_TASK STATEMENT_
Wherever the string "right" appears, copy the whole line.

Records from a collection of figures
(begin)

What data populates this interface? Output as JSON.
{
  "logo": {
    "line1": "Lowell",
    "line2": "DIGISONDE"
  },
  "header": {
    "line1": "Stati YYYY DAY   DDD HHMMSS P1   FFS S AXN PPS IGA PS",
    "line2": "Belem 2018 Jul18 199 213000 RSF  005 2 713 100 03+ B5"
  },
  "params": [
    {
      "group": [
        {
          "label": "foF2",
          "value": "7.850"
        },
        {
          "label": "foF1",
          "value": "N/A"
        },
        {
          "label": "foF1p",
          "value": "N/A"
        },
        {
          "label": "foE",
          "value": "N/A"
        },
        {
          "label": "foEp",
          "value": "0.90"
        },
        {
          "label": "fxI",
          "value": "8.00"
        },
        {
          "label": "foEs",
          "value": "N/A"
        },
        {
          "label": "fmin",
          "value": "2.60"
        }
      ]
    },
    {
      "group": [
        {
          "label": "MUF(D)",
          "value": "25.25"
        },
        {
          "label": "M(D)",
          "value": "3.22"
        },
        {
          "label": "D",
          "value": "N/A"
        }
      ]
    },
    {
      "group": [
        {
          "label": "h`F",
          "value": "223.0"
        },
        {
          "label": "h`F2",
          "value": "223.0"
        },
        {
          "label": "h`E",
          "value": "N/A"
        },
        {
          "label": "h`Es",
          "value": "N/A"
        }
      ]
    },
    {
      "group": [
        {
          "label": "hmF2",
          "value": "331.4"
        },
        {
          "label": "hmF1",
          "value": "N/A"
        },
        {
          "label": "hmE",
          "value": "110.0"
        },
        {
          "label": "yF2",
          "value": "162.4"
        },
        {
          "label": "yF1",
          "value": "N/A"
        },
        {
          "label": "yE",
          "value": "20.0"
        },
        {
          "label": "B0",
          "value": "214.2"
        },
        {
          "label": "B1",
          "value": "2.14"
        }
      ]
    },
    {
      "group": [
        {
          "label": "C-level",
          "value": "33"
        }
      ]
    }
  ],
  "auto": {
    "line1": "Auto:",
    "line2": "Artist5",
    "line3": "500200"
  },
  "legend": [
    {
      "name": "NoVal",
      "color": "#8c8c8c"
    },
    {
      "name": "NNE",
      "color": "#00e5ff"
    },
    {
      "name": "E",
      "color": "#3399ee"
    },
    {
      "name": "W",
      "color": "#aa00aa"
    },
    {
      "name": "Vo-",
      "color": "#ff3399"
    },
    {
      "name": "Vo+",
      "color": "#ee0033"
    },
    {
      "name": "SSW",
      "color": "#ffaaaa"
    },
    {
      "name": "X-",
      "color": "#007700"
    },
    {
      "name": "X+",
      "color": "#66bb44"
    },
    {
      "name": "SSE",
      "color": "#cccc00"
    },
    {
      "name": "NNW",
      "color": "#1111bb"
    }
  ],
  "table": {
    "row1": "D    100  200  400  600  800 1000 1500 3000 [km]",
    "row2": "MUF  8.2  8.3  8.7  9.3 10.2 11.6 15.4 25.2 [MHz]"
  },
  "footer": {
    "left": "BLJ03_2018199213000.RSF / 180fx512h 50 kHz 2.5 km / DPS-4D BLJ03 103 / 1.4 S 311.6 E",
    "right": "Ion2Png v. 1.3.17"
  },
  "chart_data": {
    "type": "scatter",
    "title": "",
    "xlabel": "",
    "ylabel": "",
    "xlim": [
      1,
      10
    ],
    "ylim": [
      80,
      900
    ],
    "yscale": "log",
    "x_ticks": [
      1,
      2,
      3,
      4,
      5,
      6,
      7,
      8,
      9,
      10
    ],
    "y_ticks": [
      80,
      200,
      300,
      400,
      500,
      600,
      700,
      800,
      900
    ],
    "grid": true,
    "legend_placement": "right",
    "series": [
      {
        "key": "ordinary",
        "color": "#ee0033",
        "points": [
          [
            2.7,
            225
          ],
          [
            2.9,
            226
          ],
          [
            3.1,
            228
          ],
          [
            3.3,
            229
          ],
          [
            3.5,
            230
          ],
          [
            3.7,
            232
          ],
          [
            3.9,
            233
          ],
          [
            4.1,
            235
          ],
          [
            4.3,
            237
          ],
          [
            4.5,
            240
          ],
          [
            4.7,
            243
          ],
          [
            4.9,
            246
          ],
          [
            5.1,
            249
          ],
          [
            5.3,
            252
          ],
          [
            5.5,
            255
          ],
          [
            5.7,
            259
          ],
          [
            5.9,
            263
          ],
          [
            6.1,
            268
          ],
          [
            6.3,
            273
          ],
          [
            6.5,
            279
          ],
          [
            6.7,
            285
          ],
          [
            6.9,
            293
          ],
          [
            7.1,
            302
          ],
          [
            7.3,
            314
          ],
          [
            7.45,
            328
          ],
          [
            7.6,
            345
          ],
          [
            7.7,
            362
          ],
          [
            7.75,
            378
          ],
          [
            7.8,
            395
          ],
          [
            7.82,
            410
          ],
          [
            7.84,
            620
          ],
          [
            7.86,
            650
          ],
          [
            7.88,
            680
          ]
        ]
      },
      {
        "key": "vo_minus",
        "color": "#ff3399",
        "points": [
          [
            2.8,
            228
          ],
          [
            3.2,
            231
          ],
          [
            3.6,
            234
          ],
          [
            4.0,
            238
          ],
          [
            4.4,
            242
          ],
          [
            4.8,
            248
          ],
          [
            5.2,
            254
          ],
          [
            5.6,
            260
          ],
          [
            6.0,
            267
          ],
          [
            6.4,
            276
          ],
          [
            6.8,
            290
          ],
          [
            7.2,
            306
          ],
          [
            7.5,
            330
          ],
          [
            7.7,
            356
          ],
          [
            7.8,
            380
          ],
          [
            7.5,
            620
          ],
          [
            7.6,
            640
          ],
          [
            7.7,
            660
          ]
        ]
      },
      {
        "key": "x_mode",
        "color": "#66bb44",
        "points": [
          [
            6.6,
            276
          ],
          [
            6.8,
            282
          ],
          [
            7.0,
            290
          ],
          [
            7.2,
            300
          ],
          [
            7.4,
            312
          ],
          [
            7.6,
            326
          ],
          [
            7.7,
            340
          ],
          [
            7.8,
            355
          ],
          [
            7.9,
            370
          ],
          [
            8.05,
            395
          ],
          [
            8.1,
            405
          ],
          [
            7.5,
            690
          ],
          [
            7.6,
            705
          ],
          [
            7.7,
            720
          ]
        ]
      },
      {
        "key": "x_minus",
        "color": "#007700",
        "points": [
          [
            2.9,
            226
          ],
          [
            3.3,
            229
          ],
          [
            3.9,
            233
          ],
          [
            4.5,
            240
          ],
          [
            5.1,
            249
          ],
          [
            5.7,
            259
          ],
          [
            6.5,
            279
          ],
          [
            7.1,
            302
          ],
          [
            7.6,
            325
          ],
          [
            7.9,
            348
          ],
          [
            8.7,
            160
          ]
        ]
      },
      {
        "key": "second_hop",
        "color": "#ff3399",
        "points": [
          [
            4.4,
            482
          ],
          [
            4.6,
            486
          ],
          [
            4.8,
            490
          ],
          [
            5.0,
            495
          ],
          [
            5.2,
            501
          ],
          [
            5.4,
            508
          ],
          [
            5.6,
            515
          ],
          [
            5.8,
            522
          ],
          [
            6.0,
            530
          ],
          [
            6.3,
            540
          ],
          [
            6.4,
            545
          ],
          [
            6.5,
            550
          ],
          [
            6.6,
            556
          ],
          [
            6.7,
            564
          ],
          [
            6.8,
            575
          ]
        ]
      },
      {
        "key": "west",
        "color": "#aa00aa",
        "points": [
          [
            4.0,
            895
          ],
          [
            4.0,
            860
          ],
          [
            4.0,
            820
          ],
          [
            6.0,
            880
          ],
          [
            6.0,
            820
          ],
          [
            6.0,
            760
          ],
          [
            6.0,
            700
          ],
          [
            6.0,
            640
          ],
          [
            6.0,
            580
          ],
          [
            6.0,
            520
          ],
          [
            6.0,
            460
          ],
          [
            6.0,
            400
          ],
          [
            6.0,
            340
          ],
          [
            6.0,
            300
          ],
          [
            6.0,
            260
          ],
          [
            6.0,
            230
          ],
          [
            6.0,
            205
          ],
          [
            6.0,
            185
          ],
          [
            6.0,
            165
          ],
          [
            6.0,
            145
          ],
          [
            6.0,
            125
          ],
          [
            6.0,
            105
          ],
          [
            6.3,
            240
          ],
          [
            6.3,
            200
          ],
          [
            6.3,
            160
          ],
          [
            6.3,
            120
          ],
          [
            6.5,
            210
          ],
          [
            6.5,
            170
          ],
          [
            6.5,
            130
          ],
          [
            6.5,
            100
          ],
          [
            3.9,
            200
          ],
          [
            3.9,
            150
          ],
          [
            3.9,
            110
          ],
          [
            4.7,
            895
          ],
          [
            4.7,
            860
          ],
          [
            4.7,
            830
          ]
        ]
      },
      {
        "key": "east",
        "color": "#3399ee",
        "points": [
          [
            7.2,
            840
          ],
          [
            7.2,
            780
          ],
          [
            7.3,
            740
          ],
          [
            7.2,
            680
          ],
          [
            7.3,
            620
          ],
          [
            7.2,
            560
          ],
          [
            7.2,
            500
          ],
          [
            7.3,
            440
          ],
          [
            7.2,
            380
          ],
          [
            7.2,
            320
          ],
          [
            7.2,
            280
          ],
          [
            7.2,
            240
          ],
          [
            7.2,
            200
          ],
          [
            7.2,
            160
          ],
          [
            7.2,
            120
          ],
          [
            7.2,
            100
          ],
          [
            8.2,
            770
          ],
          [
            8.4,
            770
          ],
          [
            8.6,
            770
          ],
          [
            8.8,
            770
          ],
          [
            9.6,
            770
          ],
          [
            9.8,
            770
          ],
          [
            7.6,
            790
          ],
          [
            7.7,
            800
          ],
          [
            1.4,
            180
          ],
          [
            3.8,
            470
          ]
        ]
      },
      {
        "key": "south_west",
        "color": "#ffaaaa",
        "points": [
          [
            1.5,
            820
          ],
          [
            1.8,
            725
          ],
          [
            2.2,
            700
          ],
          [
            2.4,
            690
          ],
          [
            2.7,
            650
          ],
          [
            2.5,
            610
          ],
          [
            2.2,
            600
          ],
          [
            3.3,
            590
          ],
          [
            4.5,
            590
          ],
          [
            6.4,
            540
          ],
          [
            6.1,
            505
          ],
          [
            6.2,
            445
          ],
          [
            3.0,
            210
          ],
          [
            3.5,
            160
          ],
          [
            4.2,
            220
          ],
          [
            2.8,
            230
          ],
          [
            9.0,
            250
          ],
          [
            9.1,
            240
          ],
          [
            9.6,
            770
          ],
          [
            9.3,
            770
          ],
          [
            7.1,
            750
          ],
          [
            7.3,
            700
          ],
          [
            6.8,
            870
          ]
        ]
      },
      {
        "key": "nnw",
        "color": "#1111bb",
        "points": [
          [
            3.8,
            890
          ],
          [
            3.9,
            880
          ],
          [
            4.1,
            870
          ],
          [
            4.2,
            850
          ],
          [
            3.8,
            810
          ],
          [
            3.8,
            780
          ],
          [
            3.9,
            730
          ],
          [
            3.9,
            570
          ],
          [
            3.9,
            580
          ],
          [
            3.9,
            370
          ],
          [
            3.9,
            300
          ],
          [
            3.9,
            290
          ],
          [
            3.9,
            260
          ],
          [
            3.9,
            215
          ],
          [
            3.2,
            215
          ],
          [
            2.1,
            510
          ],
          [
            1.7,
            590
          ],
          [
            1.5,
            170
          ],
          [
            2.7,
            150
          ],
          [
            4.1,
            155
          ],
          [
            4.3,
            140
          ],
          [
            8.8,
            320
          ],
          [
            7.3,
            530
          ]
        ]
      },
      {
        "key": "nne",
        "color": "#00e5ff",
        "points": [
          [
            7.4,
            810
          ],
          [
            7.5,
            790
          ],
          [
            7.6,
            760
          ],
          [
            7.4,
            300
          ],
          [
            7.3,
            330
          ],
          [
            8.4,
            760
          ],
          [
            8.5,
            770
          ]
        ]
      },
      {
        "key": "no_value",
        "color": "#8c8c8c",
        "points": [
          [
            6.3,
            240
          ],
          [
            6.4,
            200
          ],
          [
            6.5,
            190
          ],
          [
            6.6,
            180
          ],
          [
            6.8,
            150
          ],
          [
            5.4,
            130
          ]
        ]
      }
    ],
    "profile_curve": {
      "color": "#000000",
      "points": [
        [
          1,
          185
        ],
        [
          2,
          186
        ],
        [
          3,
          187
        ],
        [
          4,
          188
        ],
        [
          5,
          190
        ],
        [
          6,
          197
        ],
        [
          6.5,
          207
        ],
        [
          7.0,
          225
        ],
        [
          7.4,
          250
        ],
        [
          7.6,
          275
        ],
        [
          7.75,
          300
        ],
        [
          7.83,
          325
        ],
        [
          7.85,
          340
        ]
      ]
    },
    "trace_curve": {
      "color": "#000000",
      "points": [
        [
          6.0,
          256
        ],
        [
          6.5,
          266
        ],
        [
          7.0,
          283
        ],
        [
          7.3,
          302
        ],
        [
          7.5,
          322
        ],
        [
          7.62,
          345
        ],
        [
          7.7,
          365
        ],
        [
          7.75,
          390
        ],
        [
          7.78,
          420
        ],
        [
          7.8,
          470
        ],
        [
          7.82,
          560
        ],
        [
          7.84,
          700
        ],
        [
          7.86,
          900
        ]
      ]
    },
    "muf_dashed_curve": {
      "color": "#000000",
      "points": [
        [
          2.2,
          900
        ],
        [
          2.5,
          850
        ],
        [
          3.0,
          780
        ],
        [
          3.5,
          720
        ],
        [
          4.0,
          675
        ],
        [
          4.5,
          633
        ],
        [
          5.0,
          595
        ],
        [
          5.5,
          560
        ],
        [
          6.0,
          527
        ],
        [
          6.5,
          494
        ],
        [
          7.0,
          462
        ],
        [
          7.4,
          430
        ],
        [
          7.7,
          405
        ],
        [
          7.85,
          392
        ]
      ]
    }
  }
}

(end)
(begin)

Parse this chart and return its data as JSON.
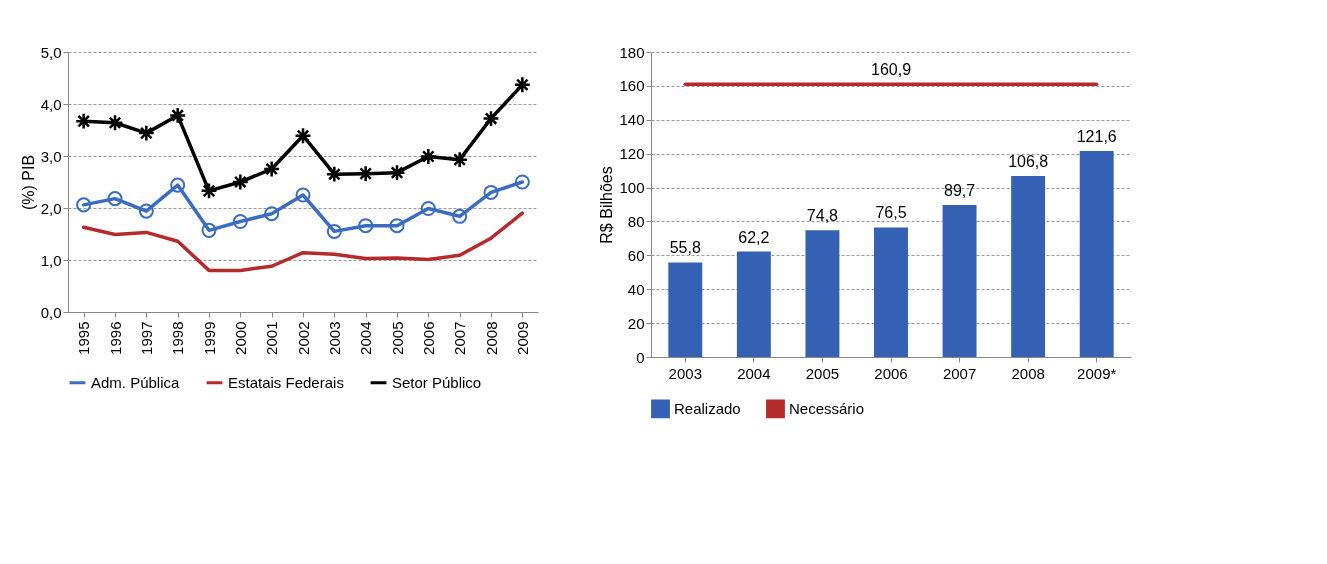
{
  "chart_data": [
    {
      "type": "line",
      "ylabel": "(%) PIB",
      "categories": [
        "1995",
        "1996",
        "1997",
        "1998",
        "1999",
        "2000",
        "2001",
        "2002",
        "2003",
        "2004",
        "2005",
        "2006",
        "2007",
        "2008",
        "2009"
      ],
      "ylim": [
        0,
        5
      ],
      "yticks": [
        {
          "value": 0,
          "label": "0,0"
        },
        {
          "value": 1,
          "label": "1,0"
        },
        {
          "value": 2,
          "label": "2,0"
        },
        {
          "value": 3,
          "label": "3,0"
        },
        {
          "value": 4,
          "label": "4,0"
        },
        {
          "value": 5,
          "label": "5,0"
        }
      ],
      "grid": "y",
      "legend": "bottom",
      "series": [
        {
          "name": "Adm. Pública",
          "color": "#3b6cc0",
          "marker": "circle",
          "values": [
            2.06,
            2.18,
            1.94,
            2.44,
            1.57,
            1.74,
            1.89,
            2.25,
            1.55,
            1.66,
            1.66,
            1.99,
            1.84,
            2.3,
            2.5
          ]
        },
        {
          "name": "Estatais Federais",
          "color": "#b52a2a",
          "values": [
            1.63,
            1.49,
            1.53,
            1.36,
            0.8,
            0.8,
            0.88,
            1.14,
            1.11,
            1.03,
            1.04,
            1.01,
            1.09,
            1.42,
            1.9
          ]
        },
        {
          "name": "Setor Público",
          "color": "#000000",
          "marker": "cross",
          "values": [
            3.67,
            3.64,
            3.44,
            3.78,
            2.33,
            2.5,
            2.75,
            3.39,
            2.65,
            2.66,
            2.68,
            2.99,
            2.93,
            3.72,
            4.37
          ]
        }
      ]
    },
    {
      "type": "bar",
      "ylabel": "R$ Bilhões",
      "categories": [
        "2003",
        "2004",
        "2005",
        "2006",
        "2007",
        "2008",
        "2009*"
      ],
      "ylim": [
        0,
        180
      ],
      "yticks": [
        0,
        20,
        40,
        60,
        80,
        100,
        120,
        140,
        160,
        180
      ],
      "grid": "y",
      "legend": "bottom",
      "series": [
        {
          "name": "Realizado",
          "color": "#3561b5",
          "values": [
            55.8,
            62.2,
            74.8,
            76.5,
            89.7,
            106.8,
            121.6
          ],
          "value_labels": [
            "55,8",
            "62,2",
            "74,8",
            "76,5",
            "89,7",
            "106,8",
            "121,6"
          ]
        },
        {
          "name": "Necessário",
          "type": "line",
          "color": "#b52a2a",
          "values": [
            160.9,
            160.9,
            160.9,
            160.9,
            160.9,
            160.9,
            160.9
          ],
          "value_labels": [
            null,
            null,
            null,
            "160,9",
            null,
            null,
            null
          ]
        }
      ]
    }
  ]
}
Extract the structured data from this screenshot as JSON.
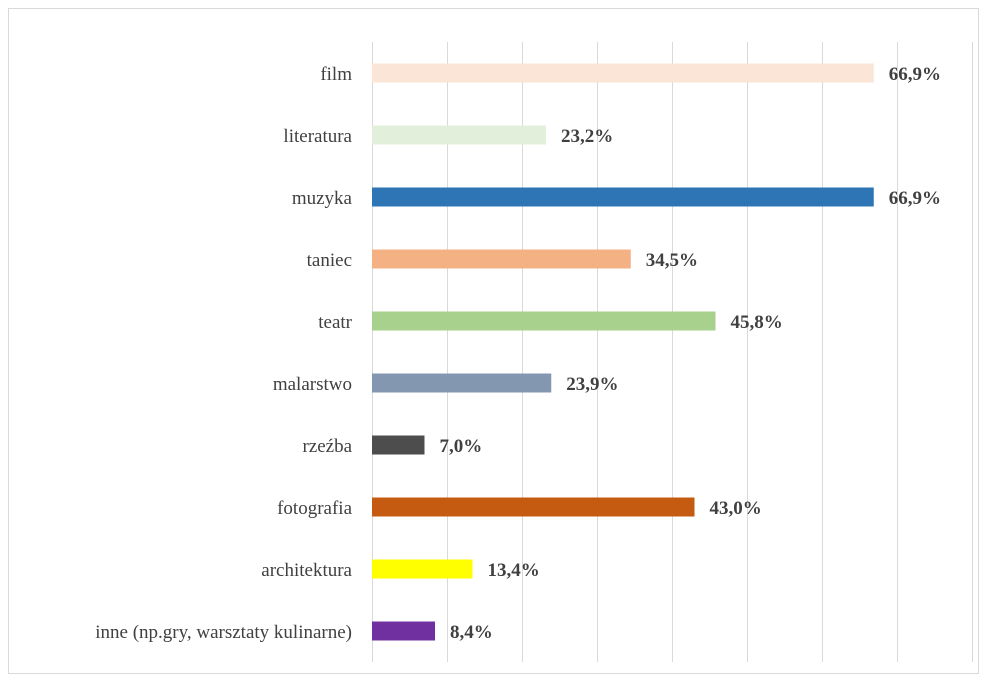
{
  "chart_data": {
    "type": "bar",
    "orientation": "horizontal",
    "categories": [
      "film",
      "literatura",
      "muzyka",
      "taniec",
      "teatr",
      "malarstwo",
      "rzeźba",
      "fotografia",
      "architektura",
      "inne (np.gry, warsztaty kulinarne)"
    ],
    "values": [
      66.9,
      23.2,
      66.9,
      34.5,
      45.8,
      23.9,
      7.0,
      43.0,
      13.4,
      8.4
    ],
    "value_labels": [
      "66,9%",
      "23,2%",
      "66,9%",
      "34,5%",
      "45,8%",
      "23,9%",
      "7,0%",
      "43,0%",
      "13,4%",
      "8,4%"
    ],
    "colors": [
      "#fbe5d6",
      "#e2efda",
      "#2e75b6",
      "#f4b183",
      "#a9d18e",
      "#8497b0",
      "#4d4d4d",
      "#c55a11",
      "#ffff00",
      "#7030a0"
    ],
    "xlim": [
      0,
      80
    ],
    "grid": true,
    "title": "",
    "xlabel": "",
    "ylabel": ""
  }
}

(end)
(begin)

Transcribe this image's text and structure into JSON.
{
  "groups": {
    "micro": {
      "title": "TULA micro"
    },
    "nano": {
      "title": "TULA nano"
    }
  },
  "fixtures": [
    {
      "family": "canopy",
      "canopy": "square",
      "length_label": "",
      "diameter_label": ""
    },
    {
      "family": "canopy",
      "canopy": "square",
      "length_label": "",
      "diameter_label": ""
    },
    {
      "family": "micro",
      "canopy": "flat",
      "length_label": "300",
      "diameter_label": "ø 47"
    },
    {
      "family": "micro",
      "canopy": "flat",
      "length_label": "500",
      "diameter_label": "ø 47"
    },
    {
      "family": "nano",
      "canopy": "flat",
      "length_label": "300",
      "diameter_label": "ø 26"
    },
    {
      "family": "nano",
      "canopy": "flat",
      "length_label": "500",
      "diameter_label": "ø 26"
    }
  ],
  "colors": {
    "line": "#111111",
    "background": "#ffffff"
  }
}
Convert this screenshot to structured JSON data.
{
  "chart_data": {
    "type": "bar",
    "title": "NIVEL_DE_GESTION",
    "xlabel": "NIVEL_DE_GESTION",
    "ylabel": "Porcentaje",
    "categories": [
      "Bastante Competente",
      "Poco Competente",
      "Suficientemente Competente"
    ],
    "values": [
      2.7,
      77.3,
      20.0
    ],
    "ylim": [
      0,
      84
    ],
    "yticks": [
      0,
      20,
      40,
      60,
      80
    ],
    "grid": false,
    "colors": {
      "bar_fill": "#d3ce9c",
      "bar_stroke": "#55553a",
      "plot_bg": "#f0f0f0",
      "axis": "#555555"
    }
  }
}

(end)

_THE RESULT_
    "right": "Ion2Png v. 1.3.17"
    "legend_placement": "right",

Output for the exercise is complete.